# Short exercise
The exercise asks you to copy every line below in which "avayavānupadeśaḥ" appears.

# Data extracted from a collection
- - - - - - -
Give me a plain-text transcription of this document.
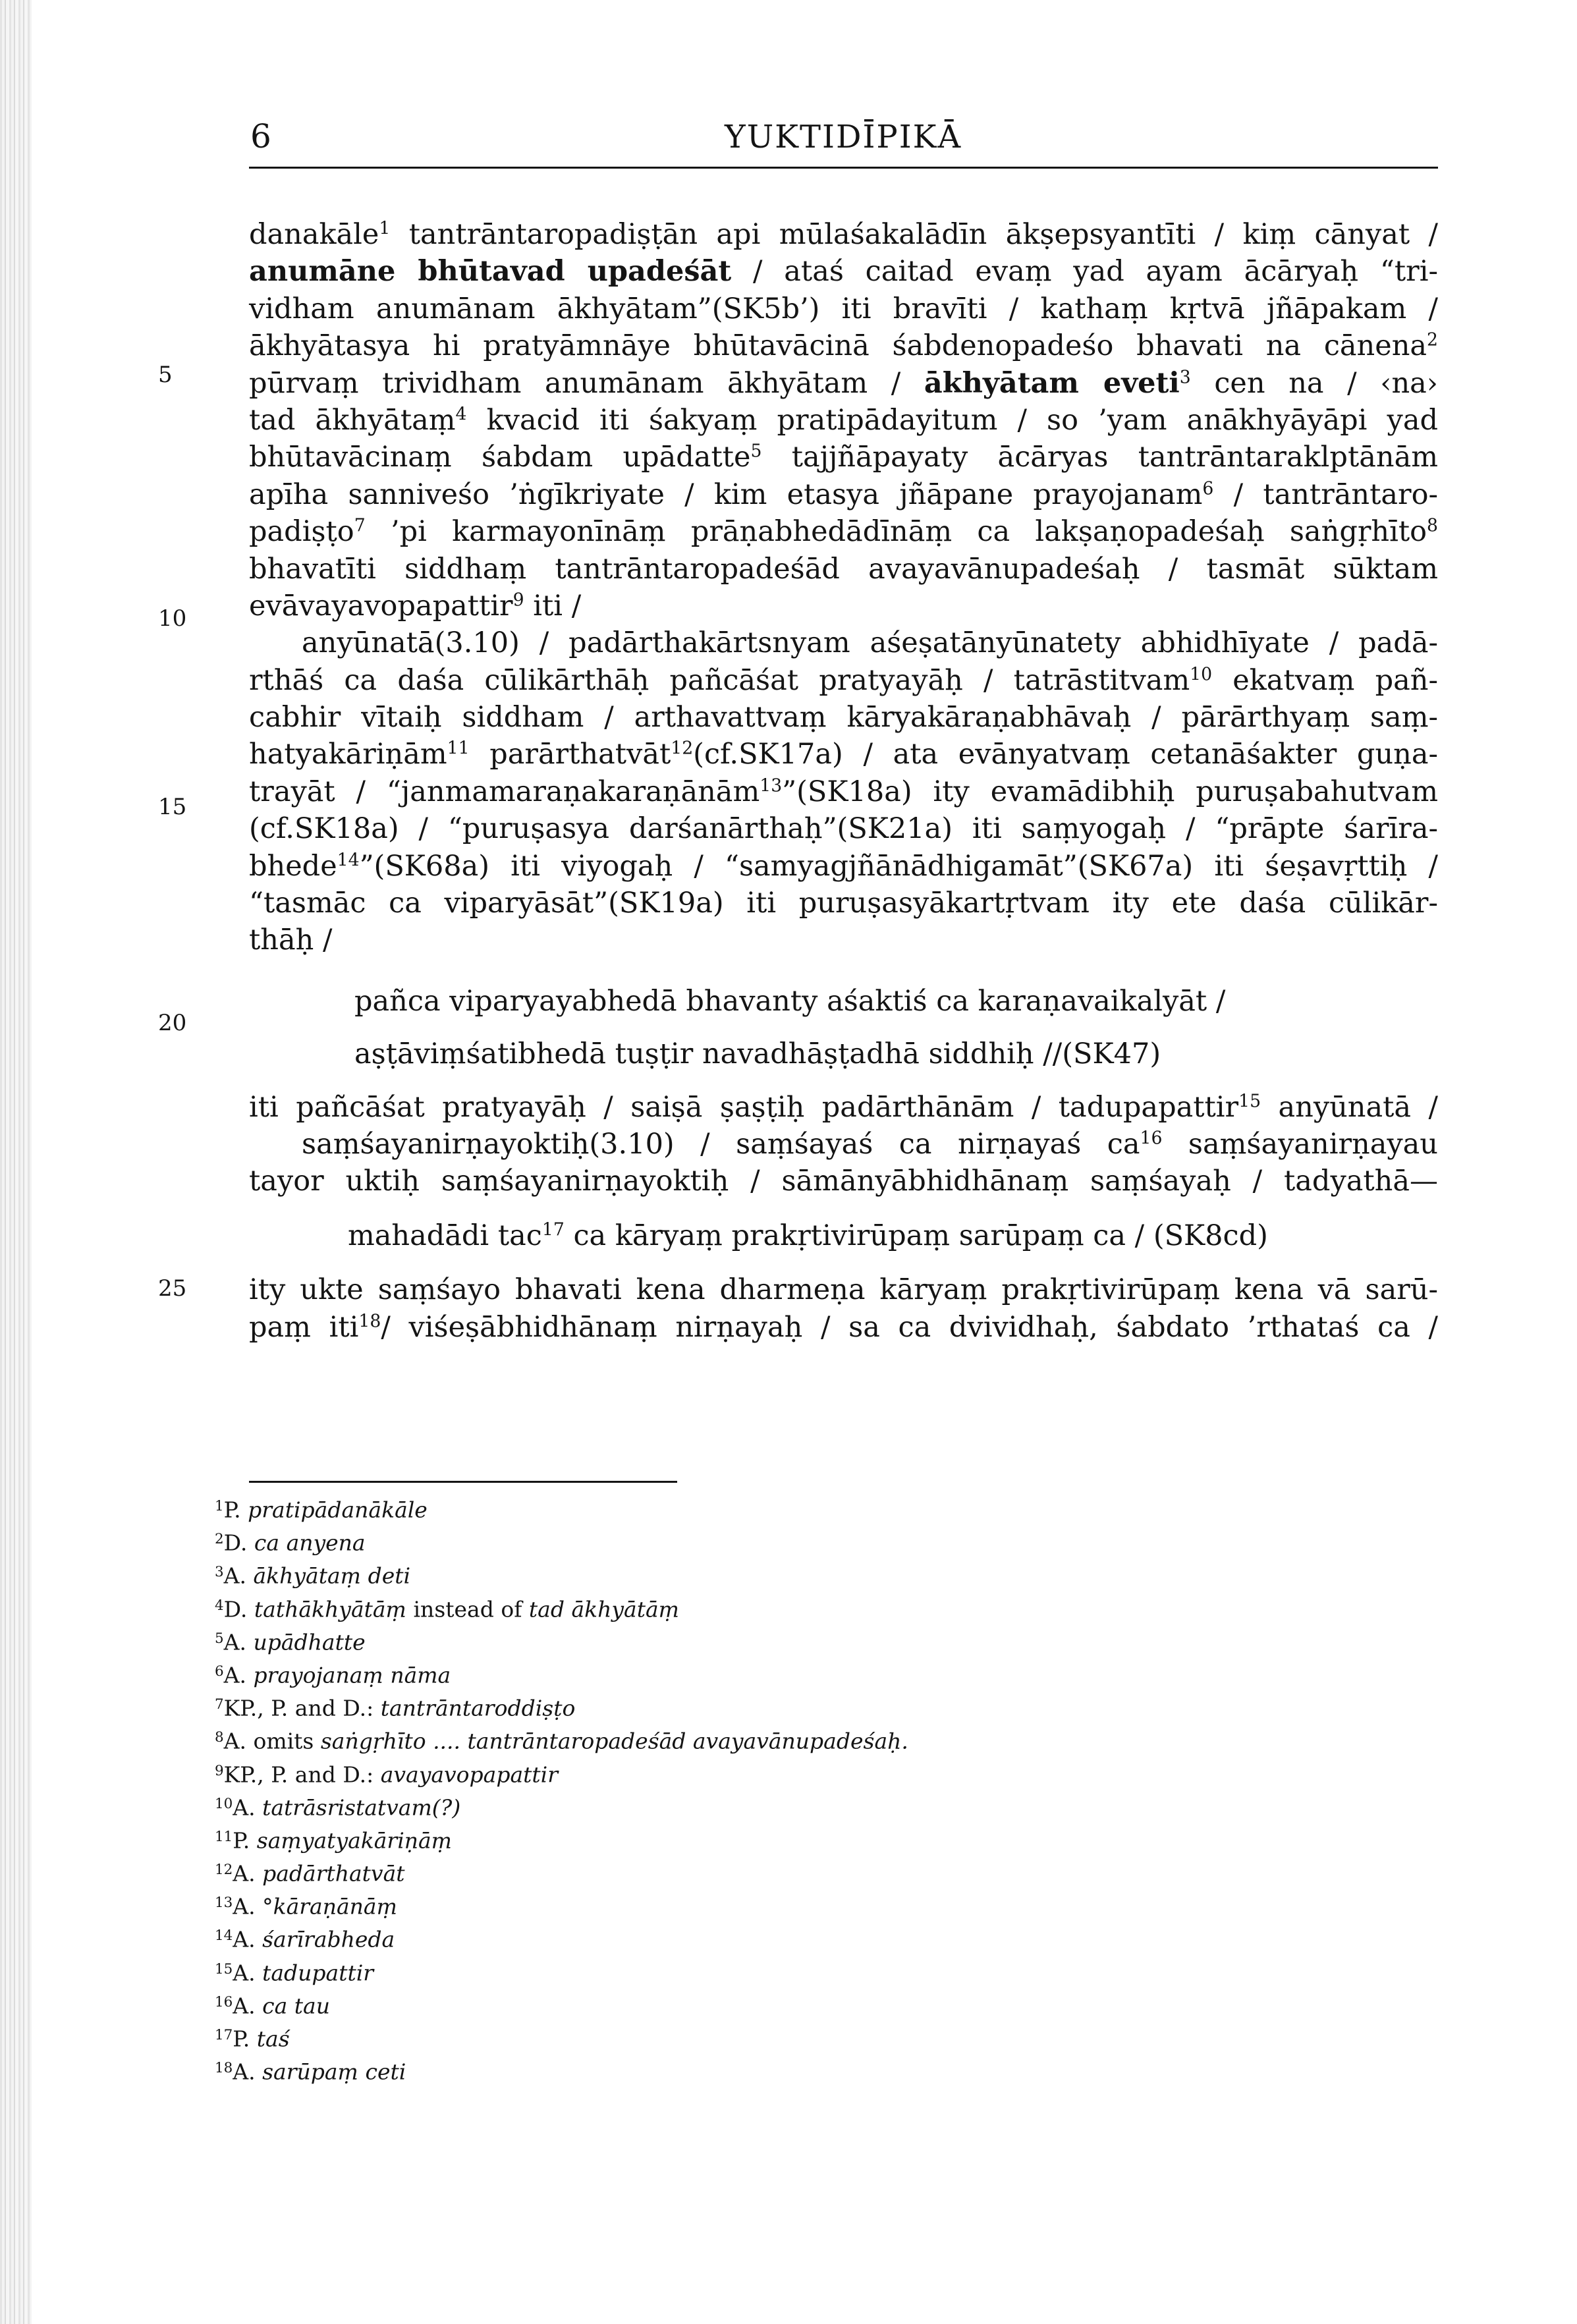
6	YUKTIDĪPIKĀ
5
10
15
20
25
danakāle$^1$ tantrāntaropadiṣṭān api mūlaśakalādīn ākṣepsyantīti / kiṃ cānyat /
anumāne bhūtavad upadeśāt / ataś caitad evaṃ yad ayam ācāryaḥ “tri-
vidham anumānam ākhyātam”(SK5b’) iti bravīti / kathaṃ kṛtvā jñāpakam /
ākhyātasya hi pratyāmnāye bhūtavācinā śabdenopadeśo bhavati na cānena$^2$
pūrvaṃ trividham anumānam ākhyātam / ākhyātam eveti$^3$ cen na / ‹na›
tad ākhyātaṃ$^4$ kvacid iti śakyaṃ pratipādayitum / so ’yam anākhyāyāpi yad
bhūtavācinaṃ śabdam upādatte$^5$ tajjñāpayaty ācāryas tantrāntaraklptānām
apīha sanniveśo ’ṅgīkriyate / kim etasya jñāpane prayojanam$^6$ / tantrāntaro-
padiṣṭo$^7$ ’pi karmayonīnāṃ prāṇabhedādīnāṃ ca lakṣaṇopadeśaḥ saṅgṛhīto$^8$
bhavatīti siddhaṃ tantrāntaropadeśād avayavānupadeśaḥ / tasmāt sūktam
evāvayavopapattir$^9$ iti /
anyūnatā(3.10) / padārthakārtsnyam aśeṣatānyūnatety abhidhīyate / padā-
rthāś ca daśa cūlikārthāḥ pañcāśat pratyayāḥ / tatrāstitvam$^{10}$ ekatvaṃ pañ-
cabhir vītaiḥ siddham / arthavattvaṃ kāryakāraṇabhāvaḥ / pārārthyaṃ saṃ-
hatyakāriṇām$^{11}$ parārthatvāt$^{12}$(cf.SK17a) / ata evānyatvaṃ cetanāśakter guṇa-
trayāt / “janmamaraṇakaraṇānām$^{13}$”(SK18a) ity evamādibhiḥ puruṣabahutvam
(cf.SK18a) / “puruṣasya darśanārthaḥ”(SK21a) iti saṃyogaḥ / “prāpte śarīra-
bhede$^{14}$”(SK68a) iti viyogaḥ / “samyagjñānādhigamāt”(SK67a) iti śeṣavṛttiḥ /
“tasmāc ca viparyāsāt”(SK19a) iti puruṣasyākartṛtvam ity ete daśa cūlikār-
thāḥ /
pañca viparyayabhedā bhavanty aśaktiś ca karaṇavaikalyāt /
aṣṭāviṃśatibhedā tuṣṭir navadhāṣṭadhā siddhiḥ //(SK47)
iti pañcāśat pratyayāḥ / saiṣā ṣaṣṭiḥ padārthānām / tadupapattir$^{15}$ anyūnatā /
saṃśayanirṇayoktiḥ(3.10) / saṃśayaś ca nirṇayaś $ca^{16}$ saṃśayanirṇayau
tayor uktiḥ saṃśayanirṇayoktiḥ / sāmānyābhidhānaṃ saṃśayaḥ / tadyathā—
mahadādi tac$^{17}$ ca kāryaṃ prakṛtivirūpaṃ sarūpaṃ ca / (SK8cd)
ity ukte saṃśayo bhavati kena dharmeṇa kāryaṃ prakṛtivirūpaṃ kena vā sarū-
paṃ iti$^{18}$/ viśeṣābhidhānaṃ nirṇayaḥ / sa ca dvividhaḥ, śabdato ’rthataś ca /
$^1$P. pratipādanākāle
$^2$D. ca anyena
$^3$A. ākhyātaṃ deti
$^4$D. tathākhyātāṃ instead of tad ākhyātāṃ
$^5$A. upādhatte
$^6$A. prayojanaṃ nāma
$^7$KP., P. and D.: tantrāntaroddiṣṭo
$^8$A. omits saṅgṛhīto .... tantrāntaropadeśād avayavānupadeśaḥ.
$^9$KP., P. and D.: avayavopapattir
$^{10}$A. tatrāsristatvam(?)
$^{11}$P. saṃyatyakāriṇāṃ
$^{12}$A. padārthatvāt
$^{13}$A. °kāraṇānāṃ
$^{14}$A. śarīrabheda
$^{15}$A. tadupattir
$^{16}$A. ca tau
$^{17}$P. taś
$^{18}$A. sarūpaṃ ceti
- - - - - - -
# Written solution
bhavatīti siddhaṃ tantrāntaropadeśād avayavānupadeśaḥ / tasmāt sūktam
$^8$A. omits saṅgṛhīto .... tantrāntaropadeśād avayavānupadeśaḥ.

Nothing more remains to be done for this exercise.